Supplied data:
++++++++++

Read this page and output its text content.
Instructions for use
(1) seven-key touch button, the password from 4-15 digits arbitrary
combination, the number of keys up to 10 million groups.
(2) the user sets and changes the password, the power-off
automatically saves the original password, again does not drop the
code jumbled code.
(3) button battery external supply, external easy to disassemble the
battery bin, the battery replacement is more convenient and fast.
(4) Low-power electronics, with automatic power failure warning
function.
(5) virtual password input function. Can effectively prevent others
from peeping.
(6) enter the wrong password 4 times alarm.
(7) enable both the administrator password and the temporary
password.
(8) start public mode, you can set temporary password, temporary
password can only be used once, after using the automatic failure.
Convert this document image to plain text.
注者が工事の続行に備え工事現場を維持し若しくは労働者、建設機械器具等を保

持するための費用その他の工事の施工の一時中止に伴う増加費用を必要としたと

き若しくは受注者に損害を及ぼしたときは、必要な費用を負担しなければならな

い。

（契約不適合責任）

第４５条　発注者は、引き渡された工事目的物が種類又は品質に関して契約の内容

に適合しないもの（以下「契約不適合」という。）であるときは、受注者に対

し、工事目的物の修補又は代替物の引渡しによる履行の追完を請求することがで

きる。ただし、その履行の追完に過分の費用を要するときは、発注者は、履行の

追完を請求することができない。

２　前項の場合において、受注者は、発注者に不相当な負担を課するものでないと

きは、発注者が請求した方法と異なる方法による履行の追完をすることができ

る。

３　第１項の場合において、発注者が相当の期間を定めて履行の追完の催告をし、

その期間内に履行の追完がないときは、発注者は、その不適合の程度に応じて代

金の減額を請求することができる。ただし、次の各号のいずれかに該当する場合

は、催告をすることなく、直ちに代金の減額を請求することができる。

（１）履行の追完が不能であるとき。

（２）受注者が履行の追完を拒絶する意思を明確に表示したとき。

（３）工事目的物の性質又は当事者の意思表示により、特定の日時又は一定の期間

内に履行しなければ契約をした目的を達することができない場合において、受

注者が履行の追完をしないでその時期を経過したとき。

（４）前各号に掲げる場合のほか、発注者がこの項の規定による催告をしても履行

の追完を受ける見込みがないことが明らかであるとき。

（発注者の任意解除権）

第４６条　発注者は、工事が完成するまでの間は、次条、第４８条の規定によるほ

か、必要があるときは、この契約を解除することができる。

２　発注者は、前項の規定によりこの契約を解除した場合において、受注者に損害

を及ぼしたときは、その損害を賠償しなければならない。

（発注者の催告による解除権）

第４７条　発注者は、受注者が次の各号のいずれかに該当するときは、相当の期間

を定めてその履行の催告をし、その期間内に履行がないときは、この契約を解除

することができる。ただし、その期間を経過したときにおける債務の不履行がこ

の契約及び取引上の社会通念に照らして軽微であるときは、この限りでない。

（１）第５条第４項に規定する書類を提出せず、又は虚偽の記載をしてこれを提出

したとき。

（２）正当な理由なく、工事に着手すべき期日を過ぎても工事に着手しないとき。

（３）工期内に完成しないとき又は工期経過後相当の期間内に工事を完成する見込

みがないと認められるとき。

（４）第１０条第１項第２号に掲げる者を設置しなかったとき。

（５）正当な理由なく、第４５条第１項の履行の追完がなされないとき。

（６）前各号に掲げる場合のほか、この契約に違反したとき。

++++++++++

Task to carry out: Word for word, quote all of the data above.

Solution for this task:
Read this page and output its text content.
Instructions for use
(1) seven-key touch button, the password from 4-15 digits arbitrary
combination, the number of keys up to 10 million groups.
(2) the user sets and changes the password, the power-off
automatically saves the original password, again does not drop the
code jumbled code.
(3) button battery external supply, external easy to disassemble the
battery bin, the battery replacement is more convenient and fast.
(4) Low-power electronics, with automatic power failure warning
function.
(5) virtual password input function. Can effectively prevent others
from peeping.
(6) enter the wrong password 4 times alarm.
(7) enable both the administrator password and the temporary
password.
(8) start public mode, you can set temporary password, temporary
password can only be used once, after using the automatic failure.
Convert this document image to plain text.
注者が工事の続行に備え工事現場を維持し若しくは労働者、建設機械器具等を保

持するための費用その他の工事の施工の一時中止に伴う増加費用を必要としたと

き若しくは受注者に損害を及ぼしたときは、必要な費用を負担しなければならな

い。

（契約不適合責任）

第４５条　発注者は、引き渡された工事目的物が種類又は品質に関して契約の内容

に適合しないもの（以下「契約不適合」という。）であるときは、受注者に対

し、工事目的物の修補又は代替物の引渡しによる履行の追完を請求することがで

きる。ただし、その履行の追完に過分の費用を要するときは、発注者は、履行の

追完を請求することができない。

２　前項の場合において、受注者は、発注者に不相当な負担を課するものでないと

きは、発注者が請求した方法と異なる方法による履行の追完をすることができ

る。

３　第１項の場合において、発注者が相当の期間を定めて履行の追完の催告をし、

その期間内に履行の追完がないときは、発注者は、その不適合の程度に応じて代

金の減額を請求することができる。ただし、次の各号のいずれかに該当する場合

は、催告をすることなく、直ちに代金の減額を請求することができる。

（１）履行の追完が不能であるとき。

（２）受注者が履行の追完を拒絶する意思を明確に表示したとき。

（３）工事目的物の性質又は当事者の意思表示により、特定の日時又は一定の期間

内に履行しなければ契約をした目的を達することができない場合において、受

注者が履行の追完をしないでその時期を経過したとき。

（４）前各号に掲げる場合のほか、発注者がこの項の規定による催告をしても履行

の追完を受ける見込みがないことが明らかであるとき。

（発注者の任意解除権）

第４６条　発注者は、工事が完成するまでの間は、次条、第４８条の規定によるほ

か、必要があるときは、この契約を解除することができる。

２　発注者は、前項の規定によりこの契約を解除した場合において、受注者に損害

を及ぼしたときは、その損害を賠償しなければならない。

（発注者の催告による解除権）

第４７条　発注者は、受注者が次の各号のいずれかに該当するときは、相当の期間

を定めてその履行の催告をし、その期間内に履行がないときは、この契約を解除

することができる。ただし、その期間を経過したときにおける債務の不履行がこ

の契約及び取引上の社会通念に照らして軽微であるときは、この限りでない。

（１）第５条第４項に規定する書類を提出せず、又は虚偽の記載をしてこれを提出

したとき。

（２）正当な理由なく、工事に着手すべき期日を過ぎても工事に着手しないとき。

（３）工期内に完成しないとき又は工期経過後相当の期間内に工事を完成する見込

みがないと認められるとき。

（４）第１０条第１項第２号に掲げる者を設置しなかったとき。

（５）正当な理由なく、第４５条第１項の履行の追完がなされないとき。

（６）前各号に掲げる場合のほか、この契約に違反したとき。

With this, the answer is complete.